» Brief
Your task is to count the lines of the entries below that include the word "Правительства" and to give only the resulting number.

☆ ☆ ☆ ☆ ☆ ☆ ☆

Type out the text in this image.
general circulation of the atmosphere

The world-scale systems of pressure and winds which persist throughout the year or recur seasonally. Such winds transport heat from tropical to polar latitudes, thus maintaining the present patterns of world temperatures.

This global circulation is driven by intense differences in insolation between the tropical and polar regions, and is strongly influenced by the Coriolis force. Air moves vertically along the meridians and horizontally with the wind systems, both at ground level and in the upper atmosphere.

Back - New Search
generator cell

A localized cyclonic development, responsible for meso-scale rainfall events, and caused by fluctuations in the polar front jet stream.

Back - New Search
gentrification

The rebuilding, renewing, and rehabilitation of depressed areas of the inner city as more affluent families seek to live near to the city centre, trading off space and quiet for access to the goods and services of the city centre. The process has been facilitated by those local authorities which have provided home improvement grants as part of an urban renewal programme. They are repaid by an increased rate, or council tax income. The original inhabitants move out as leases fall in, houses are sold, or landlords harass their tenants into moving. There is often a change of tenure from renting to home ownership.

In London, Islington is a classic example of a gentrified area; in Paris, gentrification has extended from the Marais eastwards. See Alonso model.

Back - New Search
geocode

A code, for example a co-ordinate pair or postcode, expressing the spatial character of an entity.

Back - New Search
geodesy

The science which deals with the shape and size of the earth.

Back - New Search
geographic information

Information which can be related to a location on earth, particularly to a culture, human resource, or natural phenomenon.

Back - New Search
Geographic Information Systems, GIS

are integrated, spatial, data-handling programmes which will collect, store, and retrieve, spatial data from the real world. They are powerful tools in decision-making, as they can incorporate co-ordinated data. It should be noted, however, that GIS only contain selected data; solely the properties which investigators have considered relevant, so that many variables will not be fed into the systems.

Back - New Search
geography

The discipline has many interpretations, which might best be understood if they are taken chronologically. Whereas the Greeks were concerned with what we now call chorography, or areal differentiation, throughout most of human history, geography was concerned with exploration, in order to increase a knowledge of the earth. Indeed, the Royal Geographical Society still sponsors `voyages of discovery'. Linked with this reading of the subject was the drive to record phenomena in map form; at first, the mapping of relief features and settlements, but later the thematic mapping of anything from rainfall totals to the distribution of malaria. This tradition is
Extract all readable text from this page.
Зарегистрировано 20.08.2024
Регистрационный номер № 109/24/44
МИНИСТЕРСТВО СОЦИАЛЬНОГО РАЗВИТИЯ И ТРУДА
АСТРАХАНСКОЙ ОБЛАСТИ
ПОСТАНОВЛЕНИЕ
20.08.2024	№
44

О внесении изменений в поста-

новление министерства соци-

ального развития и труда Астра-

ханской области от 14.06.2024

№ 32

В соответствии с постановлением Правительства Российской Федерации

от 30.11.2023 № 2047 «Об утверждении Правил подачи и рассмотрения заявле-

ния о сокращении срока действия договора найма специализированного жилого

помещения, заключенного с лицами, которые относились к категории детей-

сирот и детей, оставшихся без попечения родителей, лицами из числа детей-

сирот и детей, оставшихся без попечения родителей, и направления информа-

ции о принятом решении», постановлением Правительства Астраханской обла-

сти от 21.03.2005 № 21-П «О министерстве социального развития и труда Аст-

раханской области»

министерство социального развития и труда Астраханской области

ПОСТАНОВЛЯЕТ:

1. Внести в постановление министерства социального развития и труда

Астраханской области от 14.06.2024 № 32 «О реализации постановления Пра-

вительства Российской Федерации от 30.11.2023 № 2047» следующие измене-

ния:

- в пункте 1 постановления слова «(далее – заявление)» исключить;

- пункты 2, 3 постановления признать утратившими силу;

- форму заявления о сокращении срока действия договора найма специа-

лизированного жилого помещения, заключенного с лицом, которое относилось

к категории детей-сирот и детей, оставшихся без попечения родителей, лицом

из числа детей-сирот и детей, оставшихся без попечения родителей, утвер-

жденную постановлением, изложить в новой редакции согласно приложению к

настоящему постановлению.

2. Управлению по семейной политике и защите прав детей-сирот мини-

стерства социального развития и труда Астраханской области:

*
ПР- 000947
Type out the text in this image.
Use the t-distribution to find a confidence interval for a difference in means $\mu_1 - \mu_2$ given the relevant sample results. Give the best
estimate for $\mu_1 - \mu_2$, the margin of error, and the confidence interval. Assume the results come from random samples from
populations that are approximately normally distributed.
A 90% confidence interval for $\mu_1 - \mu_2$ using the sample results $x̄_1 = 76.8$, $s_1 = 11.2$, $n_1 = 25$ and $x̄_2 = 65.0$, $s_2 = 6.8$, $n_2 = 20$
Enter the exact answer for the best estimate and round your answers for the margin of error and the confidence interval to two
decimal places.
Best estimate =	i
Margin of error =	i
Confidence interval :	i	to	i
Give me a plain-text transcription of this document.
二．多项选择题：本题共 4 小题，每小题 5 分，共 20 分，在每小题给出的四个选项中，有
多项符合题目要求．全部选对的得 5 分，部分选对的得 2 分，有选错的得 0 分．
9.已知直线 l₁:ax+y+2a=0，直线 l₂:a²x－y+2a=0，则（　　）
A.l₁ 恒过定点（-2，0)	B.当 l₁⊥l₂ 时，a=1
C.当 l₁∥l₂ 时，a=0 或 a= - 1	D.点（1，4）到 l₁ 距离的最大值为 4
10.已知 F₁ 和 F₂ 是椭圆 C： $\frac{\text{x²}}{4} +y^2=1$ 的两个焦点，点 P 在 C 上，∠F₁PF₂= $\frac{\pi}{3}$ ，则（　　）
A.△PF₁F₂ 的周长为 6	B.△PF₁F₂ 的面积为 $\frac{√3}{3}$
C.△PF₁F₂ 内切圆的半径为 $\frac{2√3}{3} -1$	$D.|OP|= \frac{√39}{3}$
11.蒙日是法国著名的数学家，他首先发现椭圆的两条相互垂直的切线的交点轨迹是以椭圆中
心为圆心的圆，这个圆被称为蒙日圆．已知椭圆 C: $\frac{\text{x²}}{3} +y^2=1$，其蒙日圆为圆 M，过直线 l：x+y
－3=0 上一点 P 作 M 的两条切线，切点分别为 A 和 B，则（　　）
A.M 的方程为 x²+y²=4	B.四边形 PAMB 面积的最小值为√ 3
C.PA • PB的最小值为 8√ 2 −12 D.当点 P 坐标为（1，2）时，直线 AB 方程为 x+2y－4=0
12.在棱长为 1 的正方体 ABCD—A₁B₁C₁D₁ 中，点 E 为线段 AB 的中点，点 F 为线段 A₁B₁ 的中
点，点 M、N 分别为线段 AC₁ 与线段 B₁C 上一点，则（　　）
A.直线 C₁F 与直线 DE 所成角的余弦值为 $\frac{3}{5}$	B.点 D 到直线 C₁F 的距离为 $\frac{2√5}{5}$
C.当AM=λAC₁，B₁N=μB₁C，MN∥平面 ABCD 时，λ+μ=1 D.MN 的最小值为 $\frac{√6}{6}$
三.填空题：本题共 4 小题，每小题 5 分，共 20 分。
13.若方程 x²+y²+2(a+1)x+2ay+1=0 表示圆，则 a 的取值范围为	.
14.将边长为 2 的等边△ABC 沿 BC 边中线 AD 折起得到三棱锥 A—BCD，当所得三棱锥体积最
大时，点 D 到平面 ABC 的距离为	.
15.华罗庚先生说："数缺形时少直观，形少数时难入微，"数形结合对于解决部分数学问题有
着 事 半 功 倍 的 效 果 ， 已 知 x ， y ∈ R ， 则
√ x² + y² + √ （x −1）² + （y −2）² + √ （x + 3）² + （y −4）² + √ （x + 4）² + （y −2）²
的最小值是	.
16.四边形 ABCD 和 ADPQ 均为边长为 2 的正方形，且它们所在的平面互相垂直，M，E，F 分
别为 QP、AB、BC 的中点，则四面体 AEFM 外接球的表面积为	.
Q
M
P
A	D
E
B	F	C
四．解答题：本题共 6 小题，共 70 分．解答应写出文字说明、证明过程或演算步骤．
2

☆ ☆ ☆ ☆ ☆ ☆ ☆

» Full response
2